**Stated task**: Find the number of lines below in which the word "color" appears, and write that number only.

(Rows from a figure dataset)
>> start

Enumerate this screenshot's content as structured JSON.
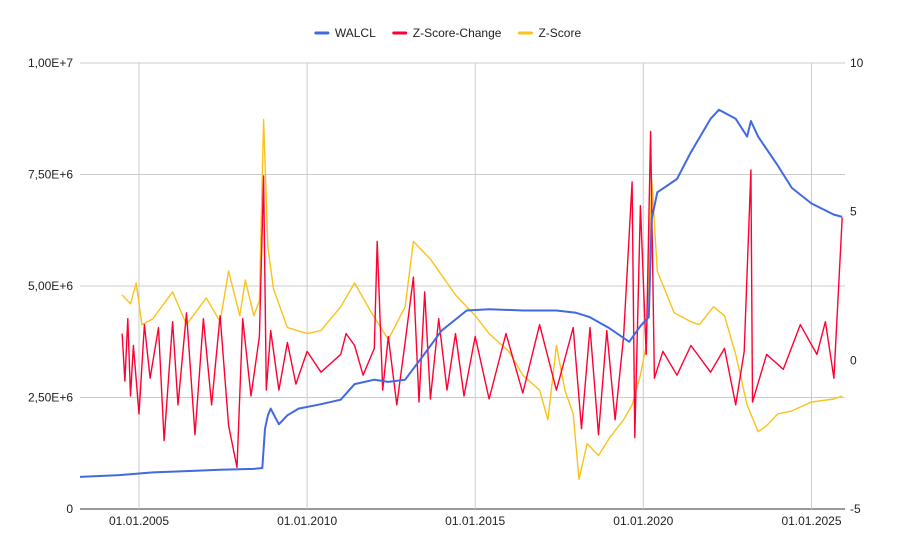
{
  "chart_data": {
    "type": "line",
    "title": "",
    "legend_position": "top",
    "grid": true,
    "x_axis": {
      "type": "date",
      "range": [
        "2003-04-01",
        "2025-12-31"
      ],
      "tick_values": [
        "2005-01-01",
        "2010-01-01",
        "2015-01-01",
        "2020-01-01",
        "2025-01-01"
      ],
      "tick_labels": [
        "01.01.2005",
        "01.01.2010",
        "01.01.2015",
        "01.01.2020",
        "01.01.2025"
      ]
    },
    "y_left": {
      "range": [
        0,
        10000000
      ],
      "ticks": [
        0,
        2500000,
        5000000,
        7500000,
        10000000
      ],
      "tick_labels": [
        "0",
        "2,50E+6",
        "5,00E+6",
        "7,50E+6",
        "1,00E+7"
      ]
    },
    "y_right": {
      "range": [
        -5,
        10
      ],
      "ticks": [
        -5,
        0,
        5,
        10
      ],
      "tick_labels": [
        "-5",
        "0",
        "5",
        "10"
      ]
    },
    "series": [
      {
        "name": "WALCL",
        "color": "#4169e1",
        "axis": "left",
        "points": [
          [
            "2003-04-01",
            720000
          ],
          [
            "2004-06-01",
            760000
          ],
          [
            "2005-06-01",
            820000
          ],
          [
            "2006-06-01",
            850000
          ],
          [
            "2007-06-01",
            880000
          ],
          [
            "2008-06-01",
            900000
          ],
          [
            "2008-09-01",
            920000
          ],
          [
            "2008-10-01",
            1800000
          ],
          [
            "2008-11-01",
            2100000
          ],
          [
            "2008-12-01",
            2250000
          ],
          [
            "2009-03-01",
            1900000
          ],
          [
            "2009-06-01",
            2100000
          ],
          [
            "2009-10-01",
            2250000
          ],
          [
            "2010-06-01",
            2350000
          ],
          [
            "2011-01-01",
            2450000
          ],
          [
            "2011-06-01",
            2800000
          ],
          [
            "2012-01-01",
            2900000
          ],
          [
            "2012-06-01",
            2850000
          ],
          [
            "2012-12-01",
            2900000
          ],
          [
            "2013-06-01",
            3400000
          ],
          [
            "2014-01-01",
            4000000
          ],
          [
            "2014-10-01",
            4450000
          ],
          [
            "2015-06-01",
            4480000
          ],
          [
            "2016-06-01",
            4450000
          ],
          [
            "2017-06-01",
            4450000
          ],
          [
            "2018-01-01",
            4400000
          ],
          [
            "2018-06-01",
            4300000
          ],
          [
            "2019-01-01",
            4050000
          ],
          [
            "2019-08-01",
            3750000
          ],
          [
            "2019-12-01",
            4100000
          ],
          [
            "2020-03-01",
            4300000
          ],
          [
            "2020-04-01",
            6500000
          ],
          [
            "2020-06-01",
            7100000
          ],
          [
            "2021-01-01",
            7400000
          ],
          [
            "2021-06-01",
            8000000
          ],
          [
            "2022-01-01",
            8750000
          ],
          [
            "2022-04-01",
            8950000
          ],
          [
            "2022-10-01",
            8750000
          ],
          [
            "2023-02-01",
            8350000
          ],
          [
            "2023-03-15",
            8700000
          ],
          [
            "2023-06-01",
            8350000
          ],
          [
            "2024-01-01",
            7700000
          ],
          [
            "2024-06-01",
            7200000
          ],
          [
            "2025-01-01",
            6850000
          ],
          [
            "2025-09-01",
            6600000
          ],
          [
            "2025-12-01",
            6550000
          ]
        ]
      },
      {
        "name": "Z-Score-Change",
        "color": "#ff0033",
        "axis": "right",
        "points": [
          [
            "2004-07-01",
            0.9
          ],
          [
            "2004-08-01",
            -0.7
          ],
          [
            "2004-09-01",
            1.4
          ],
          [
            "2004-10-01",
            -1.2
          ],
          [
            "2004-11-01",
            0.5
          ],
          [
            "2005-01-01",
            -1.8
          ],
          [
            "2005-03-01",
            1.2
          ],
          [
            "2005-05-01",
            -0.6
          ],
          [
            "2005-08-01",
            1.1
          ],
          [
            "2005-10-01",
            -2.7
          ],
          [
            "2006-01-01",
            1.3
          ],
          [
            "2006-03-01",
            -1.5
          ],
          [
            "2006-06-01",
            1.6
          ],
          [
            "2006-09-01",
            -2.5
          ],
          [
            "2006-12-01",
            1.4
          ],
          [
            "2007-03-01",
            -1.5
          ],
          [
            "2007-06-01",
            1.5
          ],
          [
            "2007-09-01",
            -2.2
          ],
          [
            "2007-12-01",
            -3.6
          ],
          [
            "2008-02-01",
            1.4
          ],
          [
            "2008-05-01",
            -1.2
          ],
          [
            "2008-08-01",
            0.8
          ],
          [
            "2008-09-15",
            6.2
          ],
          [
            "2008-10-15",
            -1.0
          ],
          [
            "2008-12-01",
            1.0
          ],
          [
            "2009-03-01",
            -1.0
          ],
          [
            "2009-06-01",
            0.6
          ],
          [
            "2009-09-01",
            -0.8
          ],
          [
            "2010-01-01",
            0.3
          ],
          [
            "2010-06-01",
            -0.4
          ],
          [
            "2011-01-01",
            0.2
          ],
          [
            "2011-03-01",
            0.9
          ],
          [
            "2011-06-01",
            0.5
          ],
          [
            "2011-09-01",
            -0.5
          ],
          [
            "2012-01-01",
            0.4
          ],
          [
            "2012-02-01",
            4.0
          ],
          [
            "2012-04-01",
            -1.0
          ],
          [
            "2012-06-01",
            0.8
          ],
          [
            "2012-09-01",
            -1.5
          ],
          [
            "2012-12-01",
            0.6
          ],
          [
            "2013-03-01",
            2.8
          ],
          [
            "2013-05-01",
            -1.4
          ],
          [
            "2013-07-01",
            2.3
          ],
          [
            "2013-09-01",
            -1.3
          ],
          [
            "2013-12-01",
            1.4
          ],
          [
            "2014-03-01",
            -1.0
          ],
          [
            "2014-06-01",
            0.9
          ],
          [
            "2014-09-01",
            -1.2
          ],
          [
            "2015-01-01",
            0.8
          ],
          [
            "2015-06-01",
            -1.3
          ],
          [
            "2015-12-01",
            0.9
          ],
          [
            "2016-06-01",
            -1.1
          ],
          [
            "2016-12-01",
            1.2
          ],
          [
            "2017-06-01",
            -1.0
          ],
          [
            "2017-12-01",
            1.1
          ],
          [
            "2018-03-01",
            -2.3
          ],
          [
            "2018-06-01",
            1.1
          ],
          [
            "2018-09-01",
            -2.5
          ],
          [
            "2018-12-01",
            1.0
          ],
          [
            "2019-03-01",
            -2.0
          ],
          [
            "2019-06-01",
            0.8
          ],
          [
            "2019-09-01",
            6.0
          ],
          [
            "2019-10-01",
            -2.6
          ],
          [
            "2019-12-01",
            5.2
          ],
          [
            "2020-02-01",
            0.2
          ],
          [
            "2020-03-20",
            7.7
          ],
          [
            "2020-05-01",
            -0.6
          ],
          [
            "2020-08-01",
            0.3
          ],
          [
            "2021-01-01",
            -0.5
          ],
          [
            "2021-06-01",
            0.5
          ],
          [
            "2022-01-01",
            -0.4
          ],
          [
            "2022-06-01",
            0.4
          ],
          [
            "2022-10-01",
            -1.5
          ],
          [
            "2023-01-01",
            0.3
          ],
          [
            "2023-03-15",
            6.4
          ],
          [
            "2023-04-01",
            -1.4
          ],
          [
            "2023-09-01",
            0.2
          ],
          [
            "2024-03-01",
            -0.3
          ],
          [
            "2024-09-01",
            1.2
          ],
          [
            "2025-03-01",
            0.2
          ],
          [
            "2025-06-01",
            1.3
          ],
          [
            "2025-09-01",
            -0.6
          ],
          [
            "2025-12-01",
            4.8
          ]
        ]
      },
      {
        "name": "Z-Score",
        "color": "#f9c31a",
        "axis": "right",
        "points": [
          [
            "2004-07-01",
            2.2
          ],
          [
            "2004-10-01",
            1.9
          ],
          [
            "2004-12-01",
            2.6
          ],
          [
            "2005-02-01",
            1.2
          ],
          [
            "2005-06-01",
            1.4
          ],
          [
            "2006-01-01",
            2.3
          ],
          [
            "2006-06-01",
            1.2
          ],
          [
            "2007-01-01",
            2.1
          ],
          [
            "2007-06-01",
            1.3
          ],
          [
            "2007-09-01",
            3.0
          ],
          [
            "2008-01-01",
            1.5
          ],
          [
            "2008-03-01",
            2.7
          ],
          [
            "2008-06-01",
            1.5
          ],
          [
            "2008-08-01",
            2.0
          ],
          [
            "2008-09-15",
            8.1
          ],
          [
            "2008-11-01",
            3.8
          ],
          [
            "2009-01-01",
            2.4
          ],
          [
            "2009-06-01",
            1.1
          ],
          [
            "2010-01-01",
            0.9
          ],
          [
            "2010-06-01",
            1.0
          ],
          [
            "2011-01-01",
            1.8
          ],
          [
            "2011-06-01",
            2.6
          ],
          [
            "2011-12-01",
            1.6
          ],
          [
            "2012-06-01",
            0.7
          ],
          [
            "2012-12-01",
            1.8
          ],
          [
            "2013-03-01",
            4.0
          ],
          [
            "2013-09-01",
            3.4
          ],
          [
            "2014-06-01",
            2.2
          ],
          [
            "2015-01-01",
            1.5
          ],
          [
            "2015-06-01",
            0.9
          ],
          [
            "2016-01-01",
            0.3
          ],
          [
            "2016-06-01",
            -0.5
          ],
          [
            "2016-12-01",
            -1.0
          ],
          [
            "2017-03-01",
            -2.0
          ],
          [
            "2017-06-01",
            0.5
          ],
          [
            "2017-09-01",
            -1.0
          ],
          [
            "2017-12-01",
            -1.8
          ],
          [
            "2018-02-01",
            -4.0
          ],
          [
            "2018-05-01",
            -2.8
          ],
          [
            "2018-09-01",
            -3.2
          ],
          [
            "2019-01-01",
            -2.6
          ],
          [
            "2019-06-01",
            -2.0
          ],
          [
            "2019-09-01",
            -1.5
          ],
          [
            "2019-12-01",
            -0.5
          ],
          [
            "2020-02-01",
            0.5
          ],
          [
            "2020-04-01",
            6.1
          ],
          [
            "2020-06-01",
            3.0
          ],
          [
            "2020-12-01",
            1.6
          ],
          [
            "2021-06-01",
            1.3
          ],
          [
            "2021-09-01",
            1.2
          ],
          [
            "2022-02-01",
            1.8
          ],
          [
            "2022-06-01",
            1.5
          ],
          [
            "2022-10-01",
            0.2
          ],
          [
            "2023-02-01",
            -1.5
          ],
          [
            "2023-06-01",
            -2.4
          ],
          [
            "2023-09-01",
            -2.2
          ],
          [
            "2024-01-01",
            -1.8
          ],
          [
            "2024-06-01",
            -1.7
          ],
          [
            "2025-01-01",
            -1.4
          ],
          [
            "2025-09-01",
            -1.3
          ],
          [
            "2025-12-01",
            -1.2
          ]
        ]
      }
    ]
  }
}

>> end

**Full output**: 3